:: Records shown ::

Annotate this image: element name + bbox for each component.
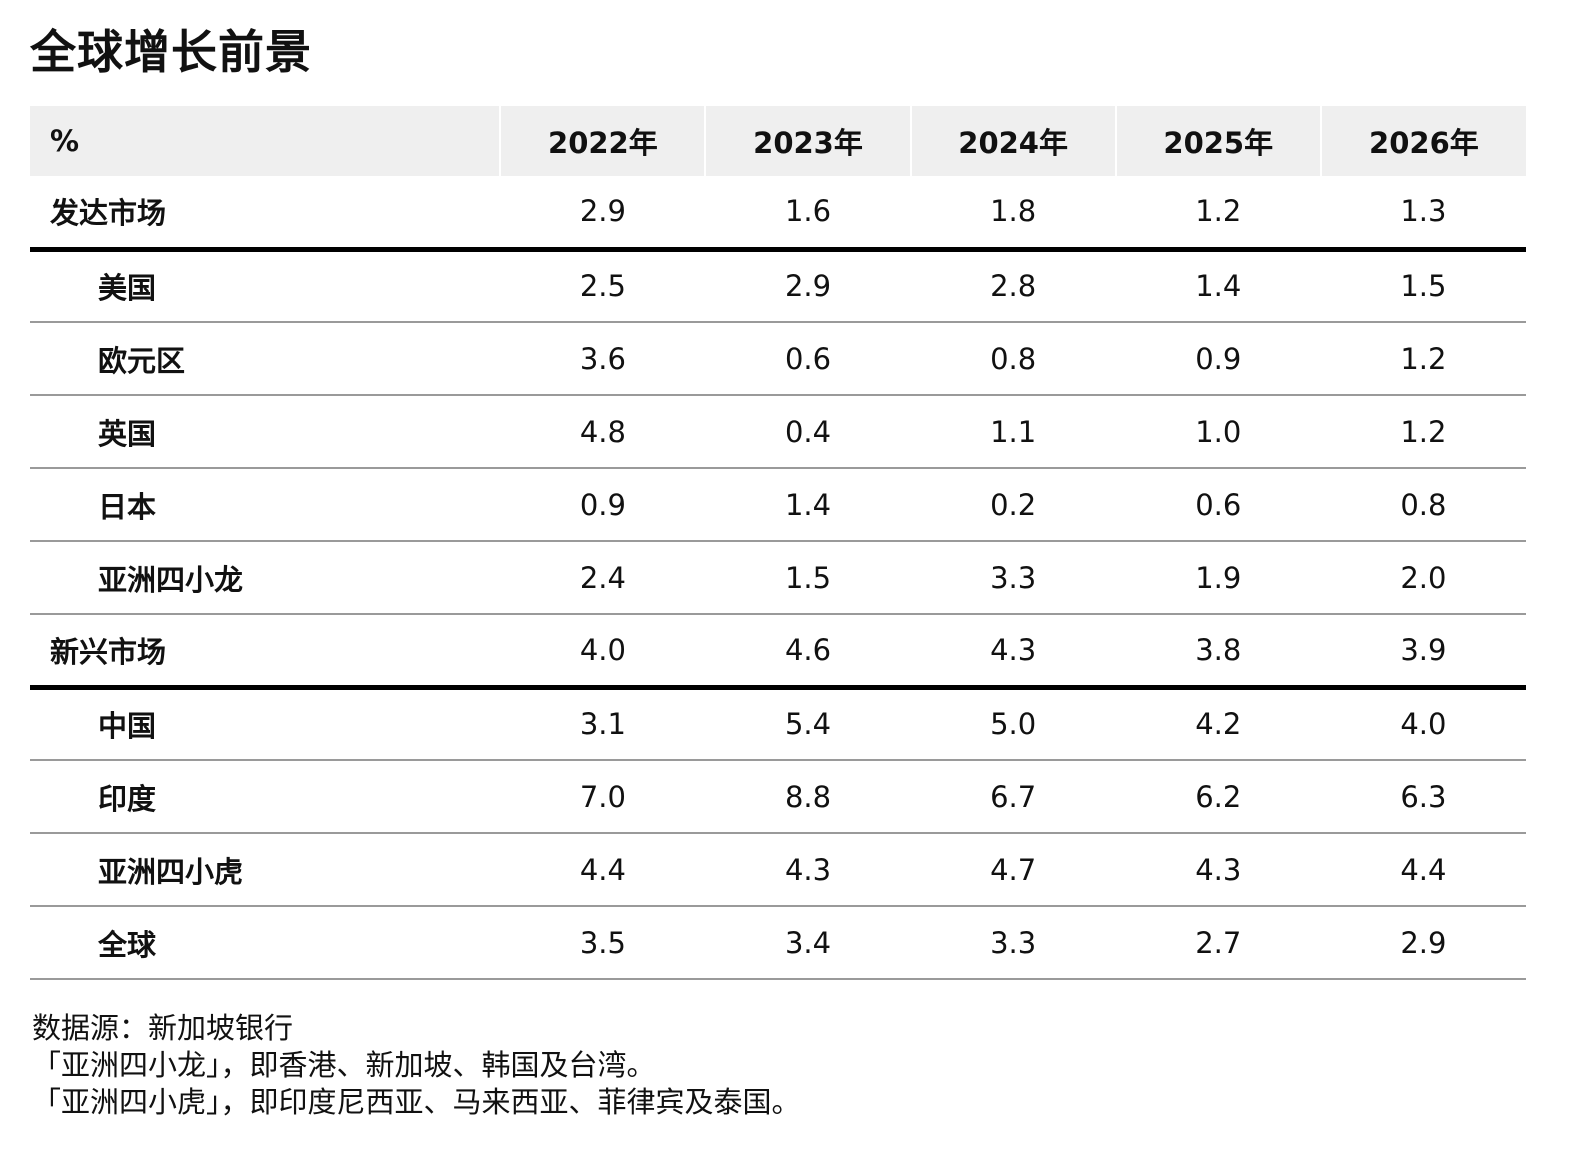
- value-cell: 6.7: [990, 779, 1037, 814]
- table-row: 日本 0.9 1.4 0.2 0.6 0.8: [30, 468, 1526, 541]
- row-label: 印度: [98, 781, 157, 816]
- table-row: 印度 7.0 8.8 6.7 6.2 6.3: [30, 760, 1526, 833]
- table-row: 新兴市场 4.0 4.6 4.3 3.8 3.9: [30, 614, 1526, 687]
- value-cell: 3.3: [990, 925, 1037, 960]
- value-cell: 0.6: [1195, 487, 1242, 522]
- table-row: 全球 3.5 3.4 3.3 2.7 2.9: [30, 906, 1526, 979]
- row-label: 美国: [98, 271, 157, 306]
- value-cell: 3.4: [784, 925, 832, 960]
- table-row: 亚洲四小龙 2.4 1.5 3.3 1.9 2.0: [30, 541, 1526, 614]
- footnote-dragons: 「亚洲四小龙」，即香港、新加坡、韩国及台湾。: [32, 1048, 656, 1082]
- value-cell: 1.5: [1400, 269, 1447, 304]
- value-cell: 4.4: [579, 852, 626, 887]
- value-cell: 0.9: [1195, 341, 1242, 376]
- value-cell: 0.4: [784, 414, 832, 449]
- value-cell: 1.2: [1400, 341, 1447, 376]
- row-label: 全球: [98, 927, 157, 962]
- value-cell: 2.9: [579, 194, 626, 229]
- value-cell: 7.0: [579, 779, 626, 814]
- table-row: 中国 3.1 5.4 5.0 4.2 4.0: [30, 687, 1526, 760]
- value-cell: 1.6: [784, 194, 832, 229]
- value-cell: 2.8: [990, 269, 1037, 304]
- value-cell: 4.3: [784, 852, 832, 887]
- row-label: 新兴市场: [50, 634, 167, 669]
- table-header-row: % 2022年 2023年 2024年 2025年 2026年: [30, 106, 1526, 176]
- value-cell: 5.0: [990, 707, 1037, 742]
- table-row: 亚洲四小虎 4.4 4.3 4.7 4.3 4.4: [30, 833, 1526, 906]
- row-label: 日本: [98, 489, 157, 524]
- year-header: 2025年: [1114, 106, 1321, 176]
- value-cell: 1.2: [1400, 414, 1447, 449]
- row-label: 发达市场: [50, 196, 167, 231]
- row-label: 欧元区: [98, 343, 186, 378]
- value-cell: 1.4: [1195, 269, 1242, 304]
- value-cell: 1.2: [1195, 194, 1242, 229]
- value-cell: 5.4: [784, 707, 832, 742]
- footnote-tigers: 「亚洲四小虎」，即印度尼西亚、马来西亚、菲律宾及泰国。: [32, 1085, 801, 1119]
- value-cell: 2.7: [1195, 925, 1242, 960]
- footnotes: 数据源：新加坡银行 「亚洲四小龙」，即香港、新加坡、韩国及台湾。 「亚洲四小虎」…: [32, 1010, 801, 1121]
- page-title: 全球增长前景: [30, 25, 312, 79]
- value-cell: 6.3: [1400, 779, 1447, 814]
- value-cell: 4.4: [1400, 852, 1447, 887]
- value-cell: 1.3: [1400, 194, 1447, 229]
- value-cell: 4.3: [1195, 852, 1242, 887]
- year-header: 2023年: [704, 106, 911, 176]
- table-body: 发达市场 2.9 1.6 1.8 1.2 1.3 美国 2.5 2.9 2.8 1.4 1.5 欧元区 3…: [30, 176, 1526, 979]
- source-note: 数据源：新加坡银行: [32, 1011, 294, 1045]
- value-cell: 0.6: [784, 341, 832, 376]
- value-cell: 1.5: [784, 560, 832, 595]
- row-label: 中国: [98, 709, 157, 744]
- value-cell: 3.6: [579, 341, 626, 376]
- value-cell: 3.3: [990, 560, 1037, 595]
- value-cell: 1.1: [990, 414, 1037, 449]
- value-cell: 4.0: [579, 632, 626, 667]
- table-row: 美国 2.5 2.9 2.8 1.4 1.5: [30, 249, 1526, 322]
- value-cell: 3.1: [579, 707, 626, 742]
- year-header: 2026年: [1319, 106, 1526, 176]
- year-header: 2024年: [909, 106, 1116, 176]
- value-cell: 3.9: [1400, 632, 1447, 667]
- value-cell: 2.9: [784, 269, 832, 304]
- value-cell: 6.2: [1195, 779, 1242, 814]
- table-row: 欧元区 3.6 0.6 0.8 0.9 1.2: [30, 322, 1526, 395]
- value-cell: 2.9: [1400, 925, 1447, 960]
- row-label: 亚洲四小虎: [98, 854, 244, 889]
- value-cell: 2.5: [579, 269, 626, 304]
- value-cell: 4.8: [579, 414, 626, 449]
- value-cell: 0.8: [1400, 487, 1447, 522]
- value-cell: 3.8: [1195, 632, 1242, 667]
- value-cell: 4.2: [1195, 707, 1242, 742]
- value-cell: 0.2: [990, 487, 1037, 522]
- value-cell: 2.4: [579, 560, 626, 595]
- value-cell: 1.4: [784, 487, 832, 522]
- value-cell: 4.3: [990, 632, 1037, 667]
- value-cell: 0.8: [990, 341, 1037, 376]
- value-cell: 1.8: [990, 194, 1037, 229]
- value-cell: 1.0: [1195, 414, 1242, 449]
- value-cell: 4.7: [990, 852, 1037, 887]
- growth-outlook-table: % 2022年 2023年 2024年 2025年 2026年 发达市场 2.9 1…: [30, 106, 1526, 980]
- value-cell: 2.0: [1400, 560, 1447, 595]
- row-label: 英国: [98, 416, 157, 451]
- value-cell: 4.6: [784, 632, 832, 667]
- row-label: 亚洲四小龙: [98, 562, 244, 597]
- value-cell: 4.0: [1400, 707, 1447, 742]
- year-header: 2022年: [499, 106, 706, 176]
- table-row: 发达市场 2.9 1.6 1.8 1.2 1.3: [30, 176, 1526, 249]
- value-cell: 8.8: [784, 779, 832, 814]
- unit-header: %: [30, 106, 501, 176]
- value-cell: 1.9: [1195, 560, 1242, 595]
- value-cell: 3.5: [579, 925, 626, 960]
- table-row: 英国 4.8 0.4 1.1 1.0 1.2: [30, 395, 1526, 468]
- value-cell: 0.9: [579, 487, 626, 522]
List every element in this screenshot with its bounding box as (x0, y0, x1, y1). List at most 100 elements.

:::

_Short problem_.
Rewrite all of the lines above as a Markdown table with two columns, No. and Line. Put the row number in No. and the line in Line, skip blank lines, and leave the pictures out.

_Answer to this exercise_.
| No. | Line |
|---|---|
| 1 | Annotate this image: element name + bbox for each component. |
| 2 | - value-cell: 6.7: [990, 779, 1037, 814] |
| 3 | - table-row: 日本 0.9 1.4 0.2 0.6 0.8: [30, 468, 1526, 541] |
| 4 | - row-label: 印度: [98, 781, 157, 816] |
| 5 | - table-row: 印度 7.0 8.8 6.7 6.2 6.3: [30, 760, 1526, 833] |
| 6 | - table-row: 新兴市场 4.0 4.6 4.3 3.8 3.9: [30, 614, 1526, 687] |
| 7 | - value-cell: 3.3: [990, 925, 1037, 960] |
| 8 | - value-cell: 0.6: [1195, 487, 1242, 522] |
| 9 | - table-row: 全球 3.5 3.4 3.3 2.7 2.9: [30, 906, 1526, 979] |
| 10 | - row-label: 美国: [98, 271, 157, 306] |
| 11 | - value-cell: 3.4: [784, 925, 832, 960] |
| 12 | - table-row: 亚洲四小龙 2.4 1.5 3.3 1.9 2.0: [30, 541, 1526, 614] |
| 13 | - footnote-dragons: 「亚洲四小龙」，即香港、新加坡、韩国及台湾。: [32, 1048, 656, 1082] |
| 14 | - value-cell: 1.5: [1400, 269, 1447, 304] |
| 15 | - value-cell: 4.4: [579, 852, 626, 887] |
| 16 | - value-cell: 0.9: [1195, 341, 1242, 376] |
| 17 | - value-cell: 0.4: [784, 414, 832, 449] |
| 18 | - value-cell: 1.2: [1400, 341, 1447, 376] |
| 19 | - row-label: 全球: [98, 927, 157, 962] |
| 20 | - value-cell: 2.9: [579, 194, 626, 229] |
| 21 | - value-cell: 7.0: [579, 779, 626, 814] |
| 22 | - table-row: 中国 3.1 5.4 5.0 4.2 4.0: [30, 687, 1526, 760] |
| 23 | - value-cell: 1.6: [784, 194, 832, 229] |
| 24 | - value-cell: 2.8: [990, 269, 1037, 304] |
| 25 | - value-cell: 4.3: [784, 852, 832, 887] |
| 26 | - row-label: 新兴市场: [50, 634, 167, 669] |
| 27 | - table-header-row: % 2022年 2023年 2024年 2025年 2026年: [30, 106, 1526, 176] |
| 28 | - value-cell: 5.0: [990, 707, 1037, 742] |
| 29 | - table-row: 亚洲四小虎 4.4 4.3 4.7 4.3 4.4: [30, 833, 1526, 906] |
| 30 | - row-label: 日本: [98, 489, 157, 524] |
| 31 | - year-header: 2025年: [1114, 106, 1321, 176] |
| 32 | - value-cell: 1.2: [1400, 414, 1447, 449] |
| 33 | - row-label: 发达市场: [50, 196, 167, 231] |
| 34 | - row-label: 欧元区: [98, 343, 186, 378] |
| 35 | - value-cell: 1.4: [1195, 269, 1242, 304] |
| 36 | - value-cell: 1.2: [1195, 194, 1242, 229] |
| 37 | - value-cell: 5.4: [784, 707, 832, 742] |
| 38 | - footnote-tigers: 「亚洲四小虎」，即印度尼西亚、马来西亚、菲律宾及泰国。: [32, 1085, 801, 1119] |
| 39 | - value-cell: 2.7: [1195, 925, 1242, 960] |
| 40 | - footnotes: 数据源：新加坡银行 「亚洲四小龙」，即香港、新加坡、韩国及台湾。 「亚洲四小虎」…: [32, 1010, 801, 1121] |
| 41 | - page-title: 全球增长前景: [30, 25, 312, 79] |
| 42 | - value-cell: 6.3: [1400, 779, 1447, 814] |
| 43 | - value-cell: 4.4: [1400, 852, 1447, 887] |
| 44 | - value-cell: 1.3: [1400, 194, 1447, 229] |
| 45 | - value-cell: 4.3: [1195, 852, 1242, 887] |
| 46 | - year-header: 2023年: [704, 106, 911, 176] |
| 47 | - table-body: 发达市场 2.9 1.6 1.8 1.2 1.3 美国 2.5 2.9 2.8 1.4 1.5 欧元区 3…: [30, 176, 1526, 979] |
| 48 | - source-note: 数据源：新加坡银行: [32, 1011, 294, 1045] |
| 49 | - value-cell: 0.6: [784, 341, 832, 376] |
| 50 | - value-cell: 1.5: [784, 560, 832, 595] |
| 51 | - row-label: 中国: [98, 709, 157, 744] |
| 52 | - value-cell: 3.6: [579, 341, 626, 376] |
| 53 | - value-cell: 3.3: [990, 560, 1037, 595] |
| 54 | - value-cell: 1.1: [990, 414, 1037, 449] |
| 55 | - value-cell: 4.0: [579, 632, 626, 667] |
| 56 | - table-row: 美国 2.5 2.9 2.8 1.4 1.5: [30, 249, 1526, 322] |
| 57 | - value-cell: 3.1: [579, 707, 626, 742] |
| 58 | - year-header: 2026年: [1319, 106, 1526, 176] |
| 59 | - year-header: 2024年: [909, 106, 1116, 176] |
| 60 | - value-cell: 3.9: [1400, 632, 1447, 667] |
| 61 | - value-cell: 2.9: [784, 269, 832, 304] |
| 62 | - value-cell: 6.2: [1195, 779, 1242, 814] |
| 63 | - table-row: 欧元区 3.6 0.6 0.8 0.9 1.2: [30, 322, 1526, 395] |
| 64 | - value-cell: 2.9: [1400, 925, 1447, 960] |
| 65 | - row-label: 亚洲四小虎: [98, 854, 244, 889] |
| 66 | - value-cell: 2.5: [579, 269, 626, 304] |
| 67 | - value-cell: 4.8: [579, 414, 626, 449] |
| 68 | - value-cell: 0.8: [1400, 487, 1447, 522] |
| 69 | - value-cell: 3.8: [1195, 632, 1242, 667] |
| 70 | - value-cell: 4.2: [1195, 707, 1242, 742] |
| 71 | - value-cell: 0.2: [990, 487, 1037, 522] |
| 72 | - value-cell: 2.4: [579, 560, 626, 595] |
| 73 | - value-cell: 1.4: [784, 487, 832, 522] |
| 74 | - value-cell: 4.3: [990, 632, 1037, 667] |
| 75 | - value-cell: 0.8: [990, 341, 1037, 376] |
| 76 | - value-cell: 1.8: [990, 194, 1037, 229] |
| 77 | - value-cell: 1.0: [1195, 414, 1242, 449] |
| 78 | - value-cell: 4.7: [990, 852, 1037, 887] |
| 79 | - growth-outlook-table: % 2022年 2023年 2024年 2025年 2026年 发达市场 2.9 1…: [30, 106, 1526, 980] |
| 80 | - value-cell: 2.0: [1400, 560, 1447, 595] |
| 81 | - row-label: 英国: [98, 416, 157, 451] |
| 82 | - value-cell: 4.6: [784, 632, 832, 667] |
| 83 | - row-label: 亚洲四小龙: [98, 562, 244, 597] |
| 84 | - value-cell: 4.0: [1400, 707, 1447, 742] |
| 85 | - year-header: 2022年: [499, 106, 706, 176] |
| 86 | - table-row: 发达市场 2.9 1.6 1.8 1.2 1.3: [30, 176, 1526, 249] |
| 87 | - value-cell: 8.8: [784, 779, 832, 814] |
| 88 | - unit-header: %: [30, 106, 501, 176] |
| 89 | - value-cell: 1.9: [1195, 560, 1242, 595] |
| 90 | - value-cell: 3.5: [579, 925, 626, 960] |
| 91 | - table-row: 英国 4.8 0.4 1.1 1.0 1.2: [30, 395, 1526, 468] |
| 92 | - value-cell: 0.9: [579, 487, 626, 522] |
| 93 | List every element in this screenshot with its bounding box as (x0, y0, x1, y1). List at most 100 elements. |